| Instructions to follow |
Print the entries in full, word for word, but not the pictures.

────────

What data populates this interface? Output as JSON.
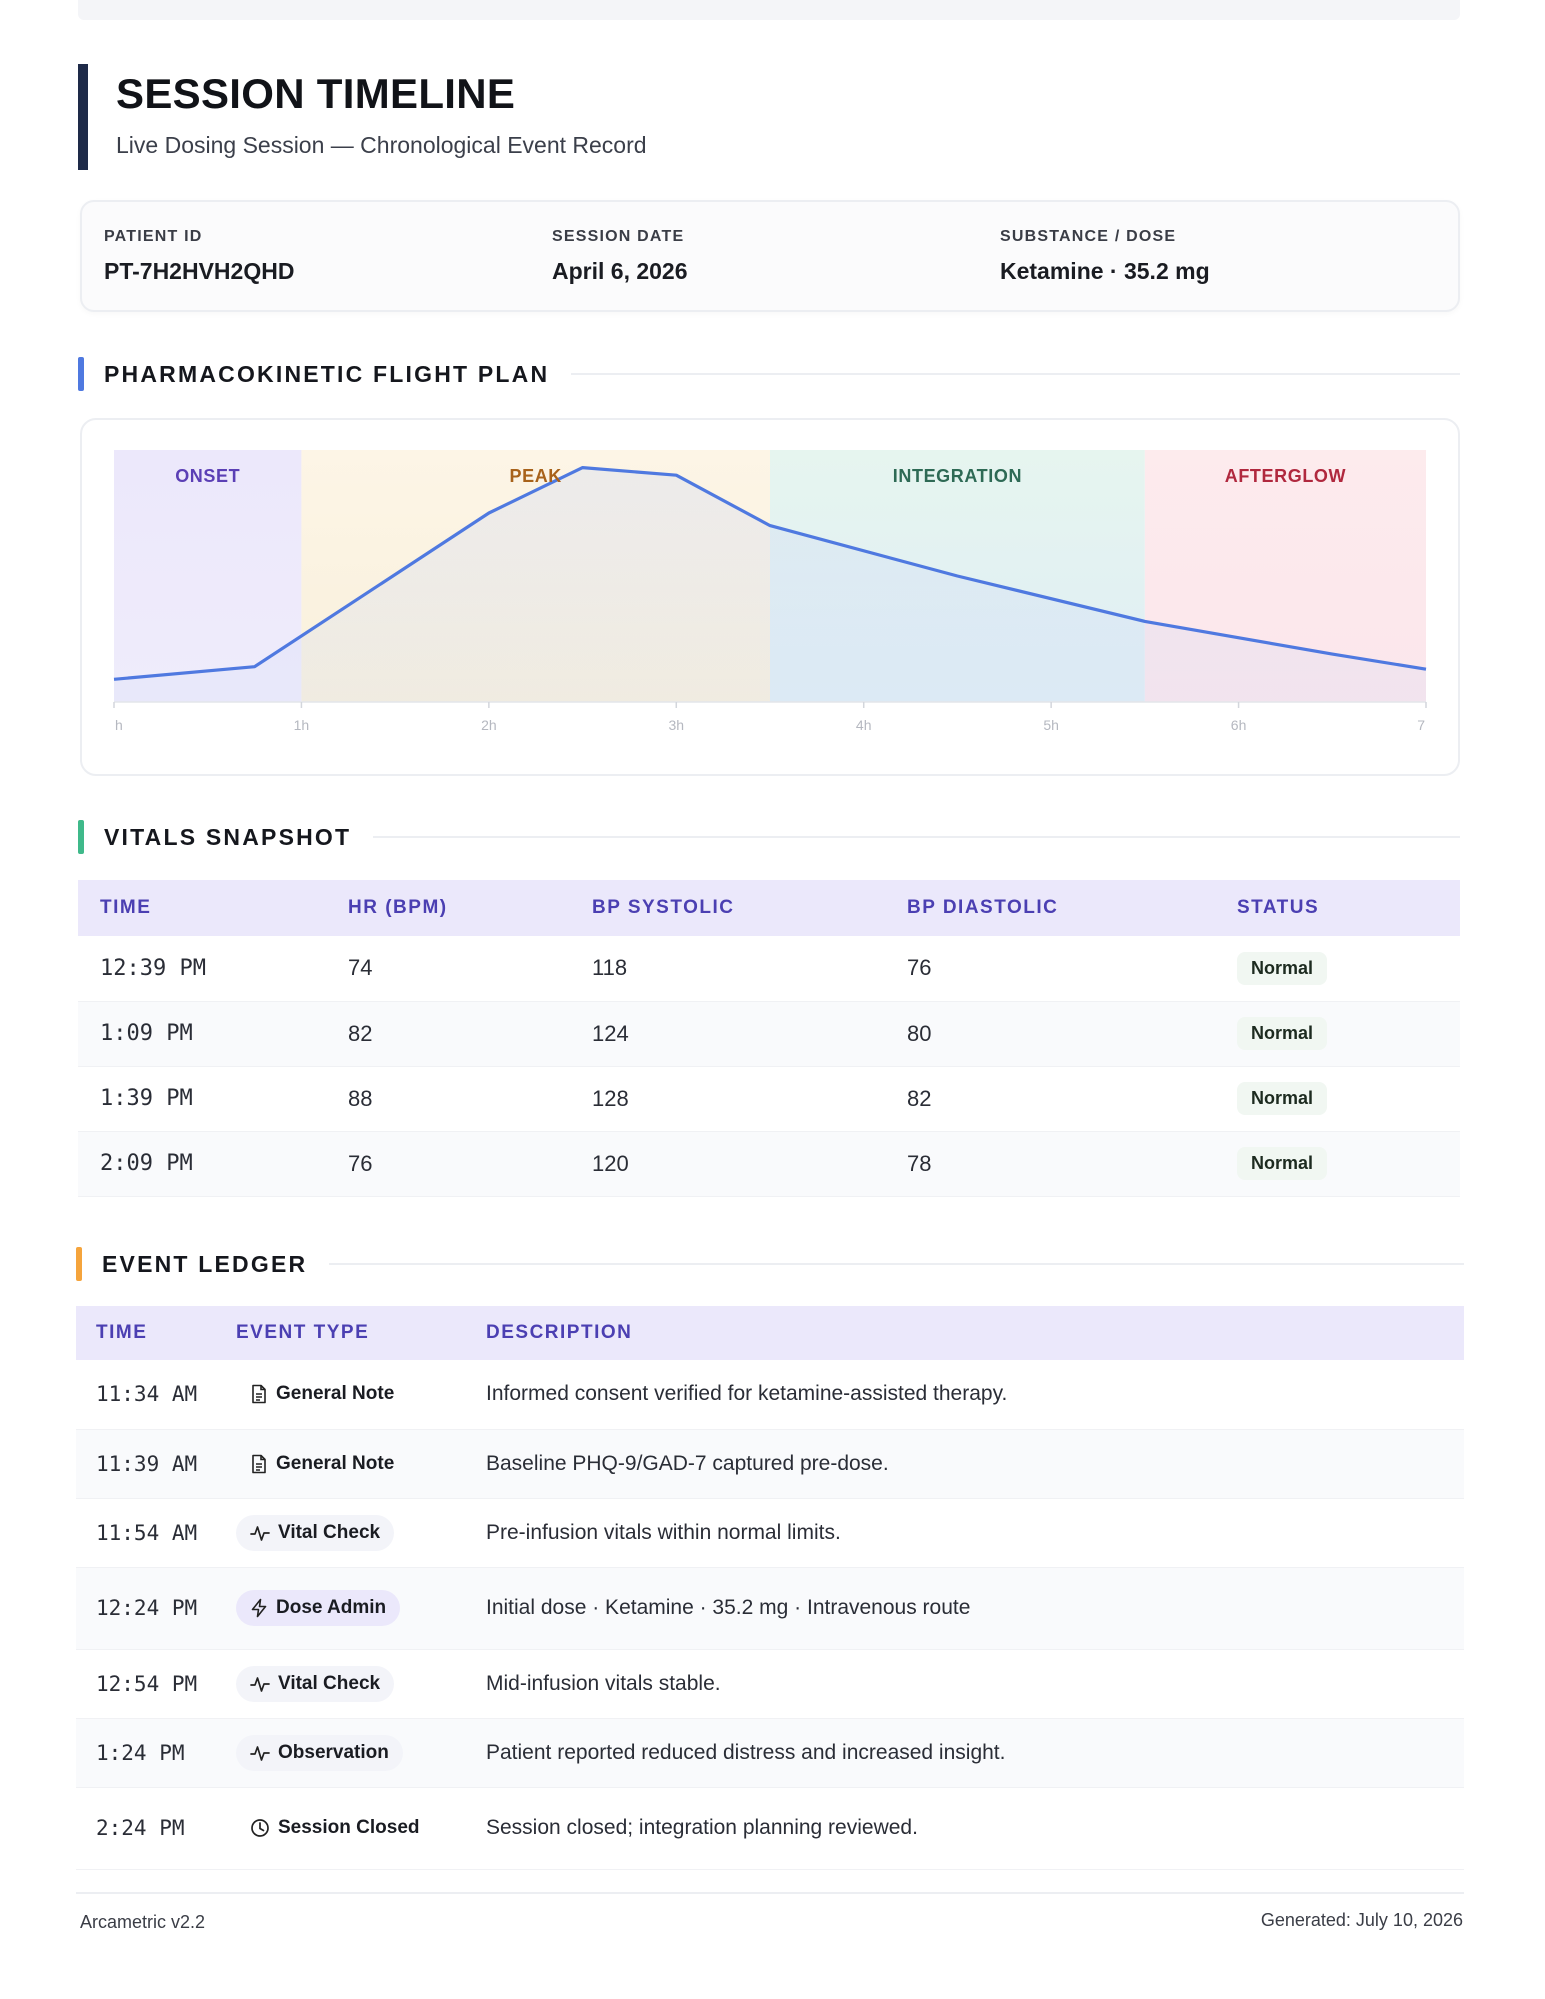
{
  "header": {
    "title": "SESSION TIMELINE",
    "subtitle": "Live Dosing Session — Chronological Event Record"
  },
  "info": {
    "patient_id_label": "PATIENT ID",
    "patient_id": "PT-7H2HVH2QHD",
    "session_date_label": "SESSION DATE",
    "session_date": "April 6, 2026",
    "substance_label": "SUBSTANCE / DOSE",
    "substance": "Ketamine · 35.2 mg"
  },
  "sections": {
    "flight_plan": "PHARMACOKINETIC FLIGHT PLAN",
    "vitals": "VITALS SNAPSHOT",
    "ledger": "EVENT LEDGER"
  },
  "colors": {
    "onset": "#5b3fb5",
    "peak": "#a8621a",
    "integration": "#2e6a55",
    "afterglow": "#b0283e",
    "curve": "#4f79e0"
  },
  "chart_data": {
    "type": "area",
    "phases": [
      {
        "name": "ONSET",
        "start": 0,
        "end": 1
      },
      {
        "name": "PEAK",
        "start": 1,
        "end": 3.5
      },
      {
        "name": "INTEGRATION",
        "start": 3.5,
        "end": 5.5
      },
      {
        "name": "AFTERGLOW",
        "start": 5.5,
        "end": 7
      }
    ],
    "x": [
      0,
      0.75,
      2,
      2.5,
      3,
      3.5,
      4.5,
      5.5,
      6.5,
      7
    ],
    "y": [
      0.09,
      0.14,
      0.75,
      0.93,
      0.9,
      0.7,
      0.5,
      0.32,
      0.19,
      0.13
    ],
    "xlim": [
      0,
      7
    ],
    "ylim": [
      0,
      1
    ],
    "x_tick_values": [
      0,
      1,
      2,
      3,
      4,
      5,
      6,
      7
    ],
    "x_tick_labels": [
      "h",
      "1h",
      "2h",
      "3h",
      "4h",
      "5h",
      "6h",
      "7"
    ],
    "title": "",
    "xlabel": "",
    "ylabel": ""
  },
  "vitals": {
    "headers": [
      "TIME",
      "HR (BPM)",
      "BP SYSTOLIC",
      "BP DIASTOLIC",
      "STATUS"
    ],
    "rows": [
      {
        "time": "12:39 PM",
        "hr": "74",
        "sys": "118",
        "dia": "76",
        "status": "Normal"
      },
      {
        "time": "1:09 PM",
        "hr": "82",
        "sys": "124",
        "dia": "80",
        "status": "Normal"
      },
      {
        "time": "1:39 PM",
        "hr": "88",
        "sys": "128",
        "dia": "82",
        "status": "Normal"
      },
      {
        "time": "2:09 PM",
        "hr": "76",
        "sys": "120",
        "dia": "78",
        "status": "Normal"
      }
    ]
  },
  "ledger": {
    "headers": [
      "TIME",
      "EVENT TYPE",
      "DESCRIPTION"
    ],
    "rows": [
      {
        "time": "11:34 AM",
        "type": "General Note",
        "icon": "document-icon",
        "desc": "Informed consent verified for ketamine-assisted therapy."
      },
      {
        "time": "11:39 AM",
        "type": "General Note",
        "icon": "document-icon",
        "desc": "Baseline PHQ-9/GAD-7 captured pre-dose."
      },
      {
        "time": "11:54 AM",
        "type": "Vital Check",
        "icon": "pulse-icon",
        "desc": "Pre-infusion vitals within normal limits."
      },
      {
        "time": "12:24 PM",
        "type": "Dose Admin",
        "icon": "bolt-icon",
        "desc": "Initial dose · Ketamine · 35.2 mg · Intravenous route"
      },
      {
        "time": "12:54 PM",
        "type": "Vital Check",
        "icon": "pulse-icon",
        "desc": "Mid-infusion vitals stable."
      },
      {
        "time": "1:24 PM",
        "type": "Observation",
        "icon": "pulse-icon",
        "desc": "Patient reported reduced distress and increased insight."
      },
      {
        "time": "2:24 PM",
        "type": "Session Closed",
        "icon": "clock-icon",
        "desc": "Session closed; integration planning reviewed."
      }
    ]
  },
  "footer": {
    "version": "Arcametric v2.2",
    "generated": "Generated: July 10, 2026"
  }
}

────────

| Expected answer |
What data populates this interface? Output as JSON.
{
  "header": {
    "title": "SESSION TIMELINE",
    "subtitle": "Live Dosing Session — Chronological Event Record"
  },
  "info": {
    "patient_id_label": "PATIENT ID",
    "patient_id": "PT-7H2HVH2QHD",
    "session_date_label": "SESSION DATE",
    "session_date": "April 6, 2026",
    "substance_label": "SUBSTANCE / DOSE",
    "substance": "Ketamine · 35.2 mg"
  },
  "sections": {
    "flight_plan": "PHARMACOKINETIC FLIGHT PLAN",
    "vitals": "VITALS SNAPSHOT",
    "ledger": "EVENT LEDGER"
  },
  "colors": {
    "onset": "#5b3fb5",
    "peak": "#a8621a",
    "integration": "#2e6a55",
    "afterglow": "#b0283e",
    "curve": "#4f79e0"
  },
  "chart_data": {
    "type": "area",
    "phases": [
      {
        "name": "ONSET",
        "start": 0,
        "end": 1
      },
      {
        "name": "PEAK",
        "start": 1,
        "end": 3.5
      },
      {
        "name": "INTEGRATION",
        "start": 3.5,
        "end": 5.5
      },
      {
        "name": "AFTERGLOW",
        "start": 5.5,
        "end": 7
      }
    ],
    "x": [
      0,
      0.75,
      2,
      2.5,
      3,
      3.5,
      4.5,
      5.5,
      6.5,
      7
    ],
    "y": [
      0.09,
      0.14,
      0.75,
      0.93,
      0.9,
      0.7,
      0.5,
      0.32,
      0.19,
      0.13
    ],
    "xlim": [
      0,
      7
    ],
    "ylim": [
      0,
      1
    ],
    "x_tick_values": [
      0,
      1,
      2,
      3,
      4,
      5,
      6,
      7
    ],
    "x_tick_labels": [
      "h",
      "1h",
      "2h",
      "3h",
      "4h",
      "5h",
      "6h",
      "7"
    ],
    "title": "",
    "xlabel": "",
    "ylabel": ""
  },
  "vitals": {
    "headers": [
      "TIME",
      "HR (BPM)",
      "BP SYSTOLIC",
      "BP DIASTOLIC",
      "STATUS"
    ],
    "rows": [
      {
        "time": "12:39 PM",
        "hr": "74",
        "sys": "118",
        "dia": "76",
        "status": "Normal"
      },
      {
        "time": "1:09 PM",
        "hr": "82",
        "sys": "124",
        "dia": "80",
        "status": "Normal"
      },
      {
        "time": "1:39 PM",
        "hr": "88",
        "sys": "128",
        "dia": "82",
        "status": "Normal"
      },
      {
        "time": "2:09 PM",
        "hr": "76",
        "sys": "120",
        "dia": "78",
        "status": "Normal"
      }
    ]
  },
  "ledger": {
    "headers": [
      "TIME",
      "EVENT TYPE",
      "DESCRIPTION"
    ],
    "rows": [
      {
        "time": "11:34 AM",
        "type": "General Note",
        "icon": "document-icon",
        "desc": "Informed consent verified for ketamine-assisted therapy."
      },
      {
        "time": "11:39 AM",
        "type": "General Note",
        "icon": "document-icon",
        "desc": "Baseline PHQ-9/GAD-7 captured pre-dose."
      },
      {
        "time": "11:54 AM",
        "type": "Vital Check",
        "icon": "pulse-icon",
        "desc": "Pre-infusion vitals within normal limits."
      },
      {
        "time": "12:24 PM",
        "type": "Dose Admin",
        "icon": "bolt-icon",
        "desc": "Initial dose · Ketamine · 35.2 mg · Intravenous route"
      },
      {
        "time": "12:54 PM",
        "type": "Vital Check",
        "icon": "pulse-icon",
        "desc": "Mid-infusion vitals stable."
      },
      {
        "time": "1:24 PM",
        "type": "Observation",
        "icon": "pulse-icon",
        "desc": "Patient reported reduced distress and increased insight."
      },
      {
        "time": "2:24 PM",
        "type": "Session Closed",
        "icon": "clock-icon",
        "desc": "Session closed; integration planning reviewed."
      }
    ]
  },
  "footer": {
    "version": "Arcametric v2.2",
    "generated": "Generated: July 10, 2026"
  }
}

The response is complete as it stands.